EXERCISE =>
Below are entries. Pull out all lines containing "noted".

MATERIAL =>

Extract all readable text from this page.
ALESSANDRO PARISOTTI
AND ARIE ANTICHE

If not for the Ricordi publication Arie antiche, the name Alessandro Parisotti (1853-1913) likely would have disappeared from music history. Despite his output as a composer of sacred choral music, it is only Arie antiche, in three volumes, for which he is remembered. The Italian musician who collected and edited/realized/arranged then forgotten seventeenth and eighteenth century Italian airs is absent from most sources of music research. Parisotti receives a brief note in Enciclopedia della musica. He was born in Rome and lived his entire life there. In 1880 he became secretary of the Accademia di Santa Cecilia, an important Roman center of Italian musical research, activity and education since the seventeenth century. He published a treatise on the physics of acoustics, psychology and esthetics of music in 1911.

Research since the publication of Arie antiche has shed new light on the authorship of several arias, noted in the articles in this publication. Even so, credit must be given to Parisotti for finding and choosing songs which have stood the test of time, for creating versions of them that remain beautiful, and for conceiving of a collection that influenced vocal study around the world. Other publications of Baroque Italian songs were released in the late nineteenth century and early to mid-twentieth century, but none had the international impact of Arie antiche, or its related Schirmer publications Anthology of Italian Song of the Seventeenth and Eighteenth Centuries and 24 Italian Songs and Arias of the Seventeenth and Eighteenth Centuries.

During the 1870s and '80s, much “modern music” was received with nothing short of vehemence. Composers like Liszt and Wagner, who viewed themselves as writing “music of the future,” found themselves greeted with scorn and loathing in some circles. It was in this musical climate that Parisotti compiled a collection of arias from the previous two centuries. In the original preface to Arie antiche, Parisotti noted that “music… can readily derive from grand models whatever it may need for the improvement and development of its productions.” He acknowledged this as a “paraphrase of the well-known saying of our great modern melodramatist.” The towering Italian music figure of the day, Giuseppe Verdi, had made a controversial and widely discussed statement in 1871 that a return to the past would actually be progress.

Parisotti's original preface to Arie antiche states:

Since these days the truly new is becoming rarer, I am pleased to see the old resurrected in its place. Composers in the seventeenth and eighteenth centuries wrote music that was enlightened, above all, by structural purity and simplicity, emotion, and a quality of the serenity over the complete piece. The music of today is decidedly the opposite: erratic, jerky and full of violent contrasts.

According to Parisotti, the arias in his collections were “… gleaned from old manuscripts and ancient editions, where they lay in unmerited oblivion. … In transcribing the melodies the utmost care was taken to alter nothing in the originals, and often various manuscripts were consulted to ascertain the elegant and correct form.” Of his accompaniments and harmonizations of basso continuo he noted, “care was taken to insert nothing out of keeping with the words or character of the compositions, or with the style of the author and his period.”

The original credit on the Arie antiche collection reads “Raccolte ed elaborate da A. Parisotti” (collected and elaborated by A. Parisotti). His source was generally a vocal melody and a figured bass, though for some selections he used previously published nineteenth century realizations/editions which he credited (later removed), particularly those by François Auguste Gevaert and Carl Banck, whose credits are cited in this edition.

EXERCISE SOLUTION =>
Research since the publication of Arie antiche has shed new light on the authorship of several arias, noted in the articles in this publication. Even so, credit must be given to Parisotti for finding and choosing songs which have stood the test of time, for creating versions of them that remain beautiful, and for conceiving of a collection that influenced vocal study around the world. Other publications of Baroque Italian songs were released in the late nineteenth century and early to mid-twentieth century, but none had the international impact of Arie antiche, or its related Schirmer publications Anthology of Italian Song of the Seventeenth and Eighteenth Centuries and 24 Italian Songs and Arias of the Seventeenth and Eighteenth Centuries.
During the 1870s and '80s, much “modern music” was received with nothing short of vehemence. Composers like Liszt and Wagner, who viewed themselves as writing “music of the future,” found themselves greeted with scorn and loathing in some circles. It was in this musical climate that Parisotti compiled a collection of arias from the previous two centuries. In the original preface to Arie antiche, Parisotti noted that “music… can readily derive from grand models whatever it may need for the improvement and development of its productions.” He acknowledged this as a “paraphrase of the well-known saying of our great modern melodramatist.” The towering Italian music figure of the day, Giuseppe Verdi, had made a controversial and widely discussed statement in 1871 that a return to the past would actually be progress.
According to Parisotti, the arias in his collections were “… gleaned from old manuscripts and ancient editions, where they lay in unmerited oblivion. … In transcribing the melodies the utmost care was taken to alter nothing in the originals, and often various manuscripts were consulted to ascertain the elegant and correct form.” Of his accompaniments and harmonizations of basso continuo he noted, “care was taken to insert nothing out of keeping with the words or character of the compositions, or with the style of the author and his period.”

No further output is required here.